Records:
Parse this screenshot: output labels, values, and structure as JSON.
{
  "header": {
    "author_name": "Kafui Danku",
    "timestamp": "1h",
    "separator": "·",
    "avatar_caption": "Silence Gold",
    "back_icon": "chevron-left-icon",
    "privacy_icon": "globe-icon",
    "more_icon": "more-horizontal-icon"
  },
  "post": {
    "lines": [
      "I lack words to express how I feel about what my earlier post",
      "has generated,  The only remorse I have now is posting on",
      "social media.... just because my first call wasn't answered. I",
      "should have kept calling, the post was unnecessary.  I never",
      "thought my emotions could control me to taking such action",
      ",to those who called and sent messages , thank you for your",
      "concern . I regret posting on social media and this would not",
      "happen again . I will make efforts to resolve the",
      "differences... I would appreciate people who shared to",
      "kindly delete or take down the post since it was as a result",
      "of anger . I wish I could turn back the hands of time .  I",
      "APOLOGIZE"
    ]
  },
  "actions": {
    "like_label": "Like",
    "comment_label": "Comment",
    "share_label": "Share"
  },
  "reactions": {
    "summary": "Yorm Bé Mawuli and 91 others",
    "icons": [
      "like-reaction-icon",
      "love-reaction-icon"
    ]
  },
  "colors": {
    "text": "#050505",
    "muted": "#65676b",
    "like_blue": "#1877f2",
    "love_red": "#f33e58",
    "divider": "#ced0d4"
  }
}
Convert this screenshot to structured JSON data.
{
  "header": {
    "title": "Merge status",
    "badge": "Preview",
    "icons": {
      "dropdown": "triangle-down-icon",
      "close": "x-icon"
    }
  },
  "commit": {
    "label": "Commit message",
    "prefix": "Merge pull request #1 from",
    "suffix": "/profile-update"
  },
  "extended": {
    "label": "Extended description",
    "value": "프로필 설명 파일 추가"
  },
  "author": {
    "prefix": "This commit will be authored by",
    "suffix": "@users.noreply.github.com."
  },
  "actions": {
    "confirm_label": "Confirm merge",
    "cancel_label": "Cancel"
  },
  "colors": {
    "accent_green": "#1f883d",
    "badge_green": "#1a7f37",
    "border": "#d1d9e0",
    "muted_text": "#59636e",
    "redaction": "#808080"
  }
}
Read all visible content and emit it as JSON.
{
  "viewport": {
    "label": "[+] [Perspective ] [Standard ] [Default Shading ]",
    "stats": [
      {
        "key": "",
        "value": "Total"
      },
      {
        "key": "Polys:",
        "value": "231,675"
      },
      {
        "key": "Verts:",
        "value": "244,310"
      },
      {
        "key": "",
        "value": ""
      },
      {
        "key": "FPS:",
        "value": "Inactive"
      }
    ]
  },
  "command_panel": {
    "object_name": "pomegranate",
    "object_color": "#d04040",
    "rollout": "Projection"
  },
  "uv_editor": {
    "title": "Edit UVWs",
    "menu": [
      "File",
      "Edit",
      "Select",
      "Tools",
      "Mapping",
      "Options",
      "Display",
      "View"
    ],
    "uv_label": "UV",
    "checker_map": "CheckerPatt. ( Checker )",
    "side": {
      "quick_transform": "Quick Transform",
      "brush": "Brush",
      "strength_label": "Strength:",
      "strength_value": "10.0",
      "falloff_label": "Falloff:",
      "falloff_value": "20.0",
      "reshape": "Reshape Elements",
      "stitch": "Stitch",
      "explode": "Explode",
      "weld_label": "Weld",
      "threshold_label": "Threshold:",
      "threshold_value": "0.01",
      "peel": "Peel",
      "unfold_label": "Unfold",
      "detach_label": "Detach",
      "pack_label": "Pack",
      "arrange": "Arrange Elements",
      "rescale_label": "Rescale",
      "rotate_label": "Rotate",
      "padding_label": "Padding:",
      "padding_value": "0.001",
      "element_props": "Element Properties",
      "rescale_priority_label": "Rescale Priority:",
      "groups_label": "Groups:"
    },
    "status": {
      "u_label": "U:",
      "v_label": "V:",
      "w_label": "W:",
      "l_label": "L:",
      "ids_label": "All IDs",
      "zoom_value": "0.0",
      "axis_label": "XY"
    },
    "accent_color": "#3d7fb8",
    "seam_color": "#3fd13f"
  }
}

▸ **TASK INSTRUCTIONS**
Take each line of the material that contains the word "JSON" and list it.

▸ **TASK RESULT**
Parse this screenshot: output labels, values, and structure as JSON.
Convert this screenshot to structured JSON data.
Read all visible content and emit it as JSON.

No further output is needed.